start
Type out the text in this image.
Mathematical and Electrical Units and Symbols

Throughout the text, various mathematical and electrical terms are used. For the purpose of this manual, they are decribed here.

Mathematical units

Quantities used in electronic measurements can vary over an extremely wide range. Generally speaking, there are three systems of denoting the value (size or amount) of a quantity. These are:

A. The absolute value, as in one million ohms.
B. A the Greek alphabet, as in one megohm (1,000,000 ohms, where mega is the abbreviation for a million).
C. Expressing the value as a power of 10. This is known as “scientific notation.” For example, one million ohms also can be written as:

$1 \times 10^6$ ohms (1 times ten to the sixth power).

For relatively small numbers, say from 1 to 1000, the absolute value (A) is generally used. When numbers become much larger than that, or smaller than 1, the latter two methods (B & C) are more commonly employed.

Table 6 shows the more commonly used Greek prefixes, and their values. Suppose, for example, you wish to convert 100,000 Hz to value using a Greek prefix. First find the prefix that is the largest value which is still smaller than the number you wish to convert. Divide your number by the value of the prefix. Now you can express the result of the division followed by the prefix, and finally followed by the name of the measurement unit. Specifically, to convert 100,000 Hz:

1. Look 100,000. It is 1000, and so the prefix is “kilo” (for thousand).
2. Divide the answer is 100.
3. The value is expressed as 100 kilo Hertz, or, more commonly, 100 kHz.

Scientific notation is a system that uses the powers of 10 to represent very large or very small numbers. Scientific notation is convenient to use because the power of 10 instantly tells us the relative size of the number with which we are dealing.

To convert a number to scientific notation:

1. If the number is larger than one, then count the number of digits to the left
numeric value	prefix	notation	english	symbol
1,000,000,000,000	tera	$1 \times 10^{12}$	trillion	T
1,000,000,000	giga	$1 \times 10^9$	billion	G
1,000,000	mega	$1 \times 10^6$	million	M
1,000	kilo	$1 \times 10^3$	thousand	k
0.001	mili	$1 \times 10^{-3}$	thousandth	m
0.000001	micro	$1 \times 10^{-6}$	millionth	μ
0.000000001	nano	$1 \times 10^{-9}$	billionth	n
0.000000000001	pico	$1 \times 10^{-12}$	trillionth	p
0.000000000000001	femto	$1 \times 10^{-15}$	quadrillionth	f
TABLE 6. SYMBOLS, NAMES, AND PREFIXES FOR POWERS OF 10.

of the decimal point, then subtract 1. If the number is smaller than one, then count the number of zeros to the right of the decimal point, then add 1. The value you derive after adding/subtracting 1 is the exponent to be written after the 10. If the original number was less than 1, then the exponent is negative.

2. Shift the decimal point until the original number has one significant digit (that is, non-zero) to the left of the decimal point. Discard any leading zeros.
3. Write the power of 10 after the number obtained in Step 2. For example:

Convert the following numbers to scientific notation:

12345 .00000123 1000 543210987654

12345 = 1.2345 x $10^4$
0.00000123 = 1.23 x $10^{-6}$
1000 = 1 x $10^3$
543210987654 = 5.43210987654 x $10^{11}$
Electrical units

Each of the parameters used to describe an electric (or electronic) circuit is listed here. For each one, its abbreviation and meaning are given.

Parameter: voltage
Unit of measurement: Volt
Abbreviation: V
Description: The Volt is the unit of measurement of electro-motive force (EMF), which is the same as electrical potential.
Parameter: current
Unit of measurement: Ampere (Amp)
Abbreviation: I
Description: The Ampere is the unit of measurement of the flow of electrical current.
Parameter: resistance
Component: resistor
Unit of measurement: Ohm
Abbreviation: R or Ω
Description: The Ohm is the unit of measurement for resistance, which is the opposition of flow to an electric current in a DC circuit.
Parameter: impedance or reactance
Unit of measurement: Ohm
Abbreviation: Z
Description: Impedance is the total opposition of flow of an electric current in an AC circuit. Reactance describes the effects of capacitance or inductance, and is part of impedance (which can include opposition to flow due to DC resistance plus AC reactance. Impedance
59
end
EXERCISE TASK – Restate all of the entries exactly, please.

THE SOLUTION –
Type out the text in this image.
Mathematical and Electrical Units and Symbols

Throughout the text, various mathematical and electrical terms are used. For the purpose of this manual, they are decribed here.

Mathematical units

Quantities used in electronic measurements can vary over an extremely wide range. Generally speaking, there are three systems of denoting the value (size or amount) of a quantity. These are:

A. The absolute value, as in one million ohms.
B. A the Greek alphabet, as in one megohm (1,000,000 ohms, where mega is the abbreviation for a million).
C. Expressing the value as a power of 10. This is known as “scientific notation.” For example, one million ohms also can be written as:

$1 \times 10^6$ ohms (1 times ten to the sixth power).

For relatively small numbers, say from 1 to 1000, the absolute value (A) is generally used. When numbers become much larger than that, or smaller than 1, the latter two methods (B & C) are more commonly employed.

Table 6 shows the more commonly used Greek prefixes, and their values. Suppose, for example, you wish to convert 100,000 Hz to value using a Greek prefix. First find the prefix that is the largest value which is still smaller than the number you wish to convert. Divide your number by the value of the prefix. Now you can express the result of the division followed by the prefix, and finally followed by the name of the measurement unit. Specifically, to convert 100,000 Hz:

1. Look 100,000. It is 1000, and so the prefix is “kilo” (for thousand).
2. Divide the answer is 100.
3. The value is expressed as 100 kilo Hertz, or, more commonly, 100 kHz.

Scientific notation is a system that uses the powers of 10 to represent very large or very small numbers. Scientific notation is convenient to use because the power of 10 instantly tells us the relative size of the number with which we are dealing.

To convert a number to scientific notation:

1. If the number is larger than one, then count the number of digits to the left
numeric value	prefix	notation	english	symbol
1,000,000,000,000	tera	$1 \times 10^{12}$	trillion	T
1,000,000,000	giga	$1 \times 10^9$	billion	G
1,000,000	mega	$1 \times 10^6$	million	M
1,000	kilo	$1 \times 10^3$	thousand	k
0.001	mili	$1 \times 10^{-3}$	thousandth	m
0.000001	micro	$1 \times 10^{-6}$	millionth	μ
0.000000001	nano	$1 \times 10^{-9}$	billionth	n
0.000000000001	pico	$1 \times 10^{-12}$	trillionth	p
0.000000000000001	femto	$1 \times 10^{-15}$	quadrillionth	f
TABLE 6. SYMBOLS, NAMES, AND PREFIXES FOR POWERS OF 10.

of the decimal point, then subtract 1. If the number is smaller than one, then count the number of zeros to the right of the decimal point, then add 1. The value you derive after adding/subtracting 1 is the exponent to be written after the 10. If the original number was less than 1, then the exponent is negative.

2. Shift the decimal point until the original number has one significant digit (that is, non-zero) to the left of the decimal point. Discard any leading zeros.
3. Write the power of 10 after the number obtained in Step 2. For example:

Convert the following numbers to scientific notation:

12345 .00000123 1000 543210987654

12345 = 1.2345 x $10^4$
0.00000123 = 1.23 x $10^{-6}$
1000 = 1 x $10^3$
543210987654 = 5.43210987654 x $10^{11}$
Electrical units

Each of the parameters used to describe an electric (or electronic) circuit is listed here. For each one, its abbreviation and meaning are given.

Parameter: voltage
Unit of measurement: Volt
Abbreviation: V
Description: The Volt is the unit of measurement of electro-motive force (EMF), which is the same as electrical potential.
Parameter: current
Unit of measurement: Ampere (Amp)
Abbreviation: I
Description: The Ampere is the unit of measurement of the flow of electrical current.
Parameter: resistance
Component: resistor
Unit of measurement: Ohm
Abbreviation: R or Ω
Description: The Ohm is the unit of measurement for resistance, which is the opposition of flow to an electric current in a DC circuit.
Parameter: impedance or reactance
Unit of measurement: Ohm
Abbreviation: Z
Description: Impedance is the total opposition of flow of an electric current in an AC circuit. Reactance describes the effects of capacitance or inductance, and is part of impedance (which can include opposition to flow due to DC resistance plus AC reactance. Impedance
59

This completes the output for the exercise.